╭─ MATERIAL PROVIDED

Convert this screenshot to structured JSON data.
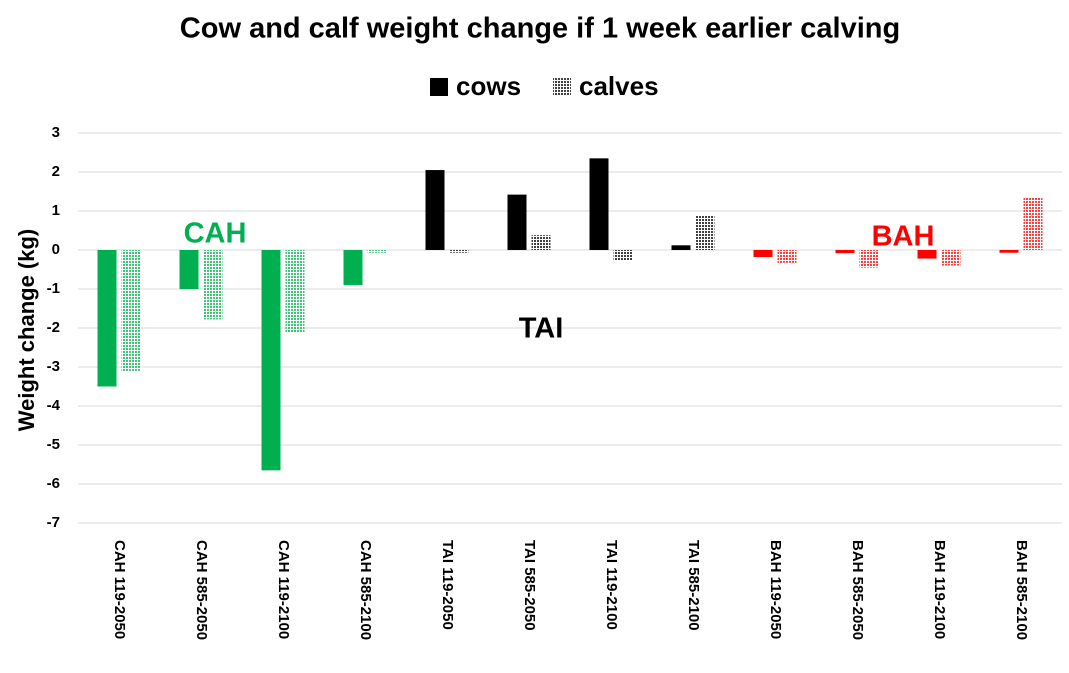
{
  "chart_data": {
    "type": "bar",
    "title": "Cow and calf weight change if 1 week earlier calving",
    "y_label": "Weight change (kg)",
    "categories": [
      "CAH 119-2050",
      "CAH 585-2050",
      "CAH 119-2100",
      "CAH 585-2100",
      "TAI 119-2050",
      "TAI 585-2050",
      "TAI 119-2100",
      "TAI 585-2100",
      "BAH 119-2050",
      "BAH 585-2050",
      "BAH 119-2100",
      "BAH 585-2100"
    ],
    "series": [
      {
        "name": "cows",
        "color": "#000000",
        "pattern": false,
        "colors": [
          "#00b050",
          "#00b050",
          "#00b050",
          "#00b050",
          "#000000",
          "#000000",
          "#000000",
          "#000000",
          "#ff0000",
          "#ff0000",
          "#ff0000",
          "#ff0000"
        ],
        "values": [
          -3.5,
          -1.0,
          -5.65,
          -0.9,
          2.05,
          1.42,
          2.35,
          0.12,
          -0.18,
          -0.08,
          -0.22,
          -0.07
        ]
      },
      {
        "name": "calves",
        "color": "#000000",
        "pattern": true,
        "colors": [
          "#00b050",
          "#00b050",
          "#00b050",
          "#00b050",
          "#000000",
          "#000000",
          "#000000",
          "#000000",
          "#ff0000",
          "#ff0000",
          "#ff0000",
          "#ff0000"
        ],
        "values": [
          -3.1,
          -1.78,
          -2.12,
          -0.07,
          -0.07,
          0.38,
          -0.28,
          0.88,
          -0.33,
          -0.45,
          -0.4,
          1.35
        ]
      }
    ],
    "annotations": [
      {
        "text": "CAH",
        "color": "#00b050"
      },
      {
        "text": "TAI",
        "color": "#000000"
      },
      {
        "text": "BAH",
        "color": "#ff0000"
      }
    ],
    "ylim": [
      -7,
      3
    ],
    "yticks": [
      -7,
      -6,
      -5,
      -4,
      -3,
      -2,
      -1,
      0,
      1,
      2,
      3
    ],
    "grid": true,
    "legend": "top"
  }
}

╰─

• **STATED PROBLEM**
Return every line from the records above that holds the word "change".

• **SOLUTION TO THE PROBLEM**
    "title": "Cow and calf weight change if 1 week earlier calving",
    "y_label": "Weight change (kg)",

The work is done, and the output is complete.